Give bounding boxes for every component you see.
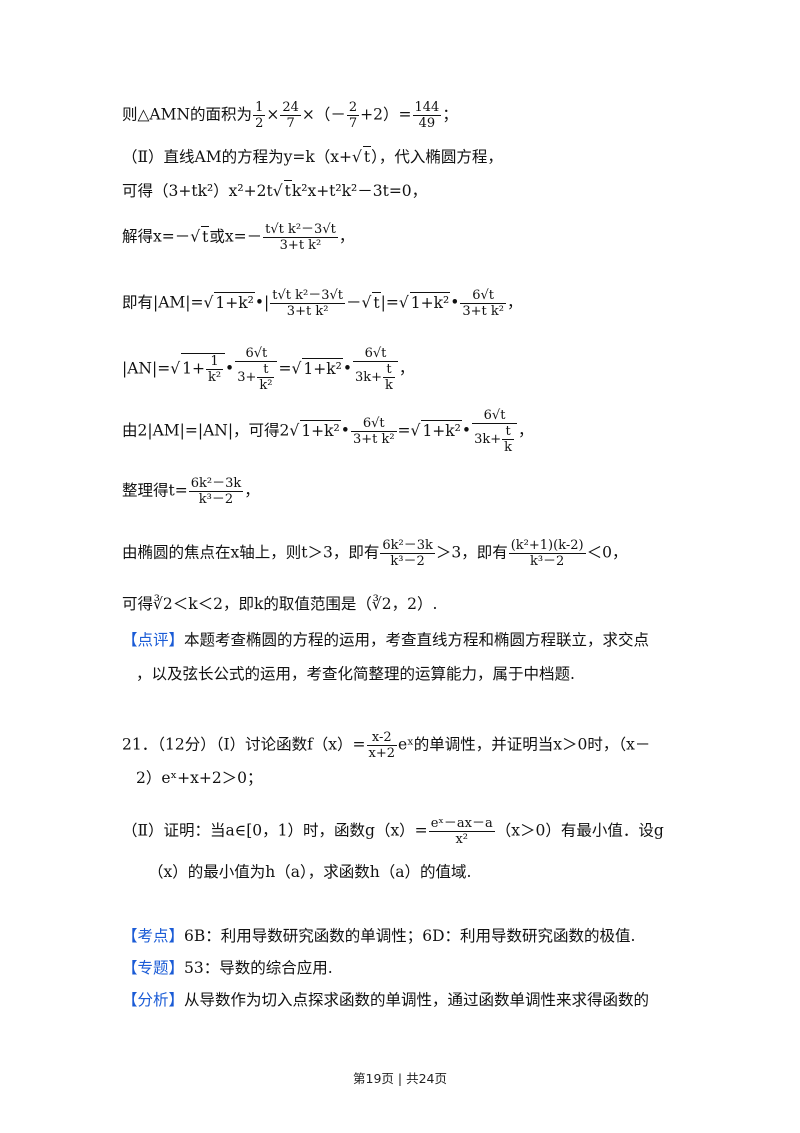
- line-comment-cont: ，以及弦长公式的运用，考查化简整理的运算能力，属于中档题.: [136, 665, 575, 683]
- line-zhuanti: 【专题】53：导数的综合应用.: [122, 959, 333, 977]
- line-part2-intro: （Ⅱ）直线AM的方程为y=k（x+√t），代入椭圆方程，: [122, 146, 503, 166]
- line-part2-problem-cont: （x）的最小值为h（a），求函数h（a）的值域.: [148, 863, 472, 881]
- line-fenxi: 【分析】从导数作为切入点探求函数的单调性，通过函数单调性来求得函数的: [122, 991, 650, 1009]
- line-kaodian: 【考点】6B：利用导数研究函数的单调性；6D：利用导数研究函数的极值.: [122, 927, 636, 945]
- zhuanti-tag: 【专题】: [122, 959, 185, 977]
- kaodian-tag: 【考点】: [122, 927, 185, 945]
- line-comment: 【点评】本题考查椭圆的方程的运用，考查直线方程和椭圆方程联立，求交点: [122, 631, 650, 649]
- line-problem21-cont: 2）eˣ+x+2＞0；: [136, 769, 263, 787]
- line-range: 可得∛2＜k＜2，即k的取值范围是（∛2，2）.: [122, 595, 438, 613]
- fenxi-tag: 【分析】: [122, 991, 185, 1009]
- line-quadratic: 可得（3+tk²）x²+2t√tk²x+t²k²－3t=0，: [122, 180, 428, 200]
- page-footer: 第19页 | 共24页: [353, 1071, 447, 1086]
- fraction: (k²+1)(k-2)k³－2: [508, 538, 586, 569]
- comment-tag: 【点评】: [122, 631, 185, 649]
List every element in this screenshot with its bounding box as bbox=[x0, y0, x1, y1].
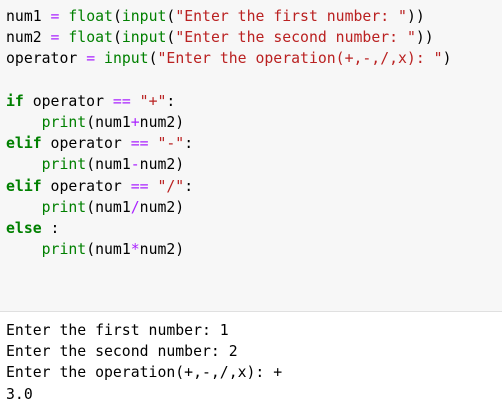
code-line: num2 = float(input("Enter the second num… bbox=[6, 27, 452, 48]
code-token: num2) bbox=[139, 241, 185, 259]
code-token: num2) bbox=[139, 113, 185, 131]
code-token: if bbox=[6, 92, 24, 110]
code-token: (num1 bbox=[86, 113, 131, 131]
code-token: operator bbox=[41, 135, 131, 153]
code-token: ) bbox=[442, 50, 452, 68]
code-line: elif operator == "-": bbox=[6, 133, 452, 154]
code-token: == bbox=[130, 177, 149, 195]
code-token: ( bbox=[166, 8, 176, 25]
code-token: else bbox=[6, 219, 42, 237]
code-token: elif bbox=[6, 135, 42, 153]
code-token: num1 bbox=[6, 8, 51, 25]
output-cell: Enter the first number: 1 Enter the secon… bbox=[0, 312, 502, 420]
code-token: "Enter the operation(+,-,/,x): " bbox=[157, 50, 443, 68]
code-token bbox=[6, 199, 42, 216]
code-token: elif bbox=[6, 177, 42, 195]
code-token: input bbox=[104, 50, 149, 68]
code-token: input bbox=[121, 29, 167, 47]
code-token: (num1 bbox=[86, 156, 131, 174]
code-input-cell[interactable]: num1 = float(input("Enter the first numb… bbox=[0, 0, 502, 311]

- Exercise aim
Rewrite the whole listing with every "num1" changed to "first_num" and nothing else altered, leaving out the pictures.

- Complete output
Give bounding boxes for every component you see.
- line-comment-cont: ，以及弦长公式的运用，考查化简整理的运算能力，属于中档题.: [136, 665, 575, 683]
- line-zhuanti: 【专题】53：导数的综合应用.: [122, 959, 333, 977]
- line-part2-intro: （Ⅱ）直线AM的方程为y=k（x+√t），代入椭圆方程，: [122, 146, 503, 166]
- line-part2-problem-cont: （x）的最小值为h（a），求函数h（a）的值域.: [148, 863, 472, 881]
- line-fenxi: 【分析】从导数作为切入点探求函数的单调性，通过函数单调性来求得函数的: [122, 991, 650, 1009]
- line-kaodian: 【考点】6B：利用导数研究函数的单调性；6D：利用导数研究函数的极值.: [122, 927, 636, 945]
- zhuanti-tag: 【专题】: [122, 959, 185, 977]
- kaodian-tag: 【考点】: [122, 927, 185, 945]
- line-comment: 【点评】本题考查椭圆的方程的运用，考查直线方程和椭圆方程联立，求交点: [122, 631, 650, 649]
- line-problem21-cont: 2）eˣ+x+2＞0；: [136, 769, 263, 787]
- line-range: 可得∛2＜k＜2，即k的取值范围是（∛2，2）.: [122, 595, 438, 613]
- fenxi-tag: 【分析】: [122, 991, 185, 1009]
- line-quadratic: 可得（3+tk²）x²+2t√tk²x+t²k²－3t=0，: [122, 180, 428, 200]
- page-footer: 第19页 | 共24页: [353, 1071, 447, 1086]
- fraction: (k²+1)(k-2)k³－2: [508, 538, 586, 569]
- comment-tag: 【点评】: [122, 631, 185, 649]
List every element in this screenshot with its bounding box as bbox=[x0, y0, x1, y1].
code-line: num2 = float(input("Enter the second num… bbox=[6, 27, 452, 48]
code-token: num2) bbox=[139, 241, 185, 259]
code-token: num2) bbox=[139, 113, 185, 131]
code-token: if bbox=[6, 92, 24, 110]
code-token: (first_num bbox=[86, 113, 131, 131]
code-token: operator bbox=[41, 135, 131, 153]
code-token: ) bbox=[442, 50, 452, 68]
code-line: elif operator == "-": bbox=[6, 133, 452, 154]
code-token: == bbox=[130, 177, 149, 195]
code-token: ( bbox=[166, 8, 176, 25]
code-token: else bbox=[6, 219, 42, 237]
code-token: elif bbox=[6, 135, 42, 153]
code-token: first_num bbox=[6, 8, 51, 25]
output-cell: Enter the first number: 1 Enter the secon… bbox=[0, 312, 502, 420]
code-token: "Enter the operation(+,-,/,x): " bbox=[157, 50, 443, 68]
code-token bbox=[6, 199, 42, 216]
code-token: elif bbox=[6, 177, 42, 195]
code-token: input bbox=[104, 50, 149, 68]
code-token: input bbox=[121, 29, 167, 47]
code-token: (first_num bbox=[86, 156, 131, 174]
code-input-cell[interactable]: first_num = float(input("Enter the first numb… bbox=[0, 0, 502, 311]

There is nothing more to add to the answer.